— start of Listed records —

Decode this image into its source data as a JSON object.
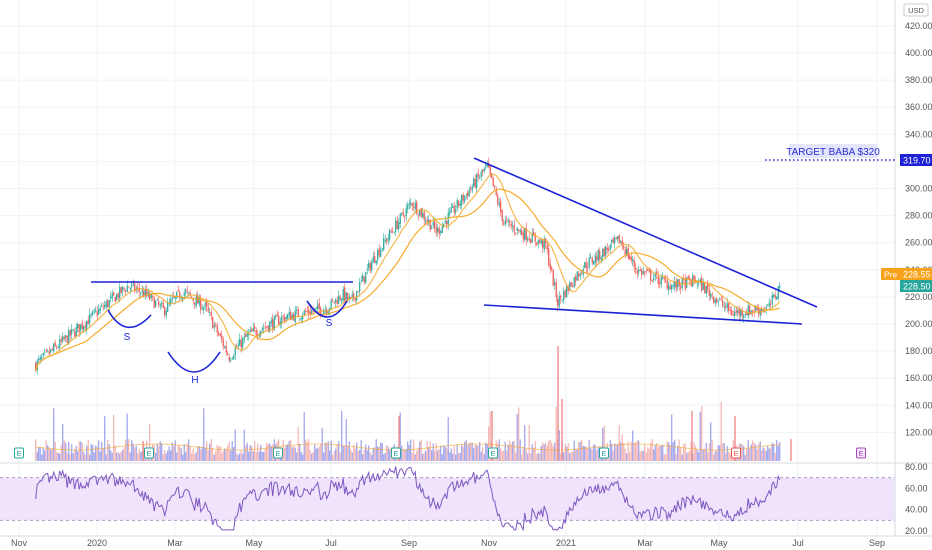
{
  "chart_data": {
    "type": "candlestick",
    "currency": "USD",
    "y_ticks": [
      "420.00",
      "400.00",
      "380.00",
      "360.00",
      "340.00",
      "320.00",
      "300.00",
      "280.00",
      "260.00",
      "240.00",
      "220.00",
      "200.00",
      "180.00",
      "160.00",
      "140.00",
      "120.00"
    ],
    "ylim": [
      110,
      430
    ],
    "x_ticks": [
      "Nov",
      "2020",
      "Mar",
      "May",
      "Jul",
      "Sep",
      "Nov",
      "2021",
      "Mar",
      "May",
      "Jul",
      "Sep"
    ],
    "price_path": [
      [
        "2019-10-15",
        170
      ],
      [
        "2019-12-31",
        228
      ],
      [
        "2020-01-15",
        222
      ],
      [
        "2020-01-30",
        210
      ],
      [
        "2020-02-15",
        224
      ],
      [
        "2020-03-05",
        212
      ],
      [
        "2020-03-25",
        176
      ],
      [
        "2020-04-10",
        192
      ],
      [
        "2020-05-10",
        205
      ],
      [
        "2020-06-15",
        212
      ],
      [
        "2020-06-28",
        222
      ],
      [
        "2020-07-05",
        216
      ],
      [
        "2020-07-25",
        250
      ],
      [
        "2020-08-25",
        290
      ],
      [
        "2020-09-15",
        268
      ],
      [
        "2020-10-27",
        316
      ],
      [
        "2020-11-10",
        275
      ],
      [
        "2020-12-15",
        258
      ],
      [
        "2020-12-25",
        216
      ],
      [
        "2021-01-15",
        242
      ],
      [
        "2021-02-15",
        262
      ],
      [
        "2021-03-01",
        240
      ],
      [
        "2021-04-01",
        228
      ],
      [
        "2021-04-20",
        232
      ],
      [
        "2021-05-20",
        208
      ],
      [
        "2021-06-20",
        212
      ],
      [
        "2021-06-29",
        228
      ]
    ],
    "last_price": 228.5,
    "premarket_price": 228.55,
    "annotations": {
      "target_label": "TARGET BABA $320",
      "target_price": "319.70",
      "pre_label": "Pre",
      "pre_price": "228.55",
      "last_price": "228.50",
      "pattern_labels": [
        "S",
        "H",
        "S"
      ]
    },
    "volume_earnings_markers": [
      "E",
      "E",
      "E",
      "E",
      "E",
      "E",
      "E",
      "E",
      "E",
      "E",
      "E",
      "E"
    ],
    "rsi_ticks": [
      "80.00",
      "60.00",
      "40.00",
      "20.00"
    ],
    "rsi_range": [
      20,
      82
    ],
    "rsi_bands": [
      30,
      70
    ],
    "rsi_last": 68
  },
  "colors": {
    "up": "#26a69a",
    "down": "#ef5350",
    "ma": "#f5a623",
    "trend": "#1d22d6",
    "target": "#2b2bd6",
    "rsi": "#7e57c2",
    "rsi_fill": "#efe4fb",
    "vol_up": "#8a8fe8",
    "vol_down": "#f2a5a5"
  }
}
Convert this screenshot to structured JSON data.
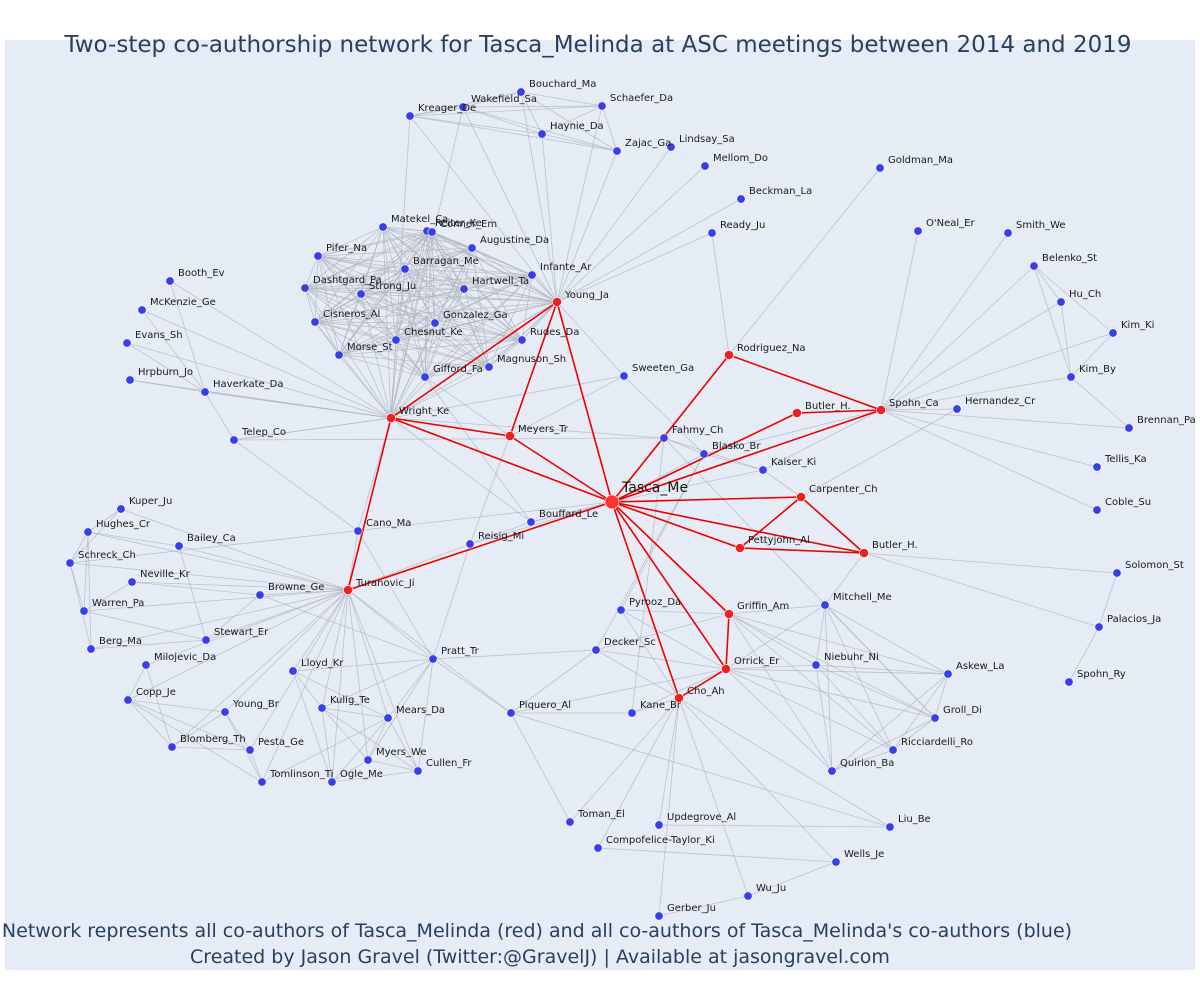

— end of Listed records —

*Short problem*:
Go through the entries above and count the lines containing the word "this"; give only that count.

*Answer*:
2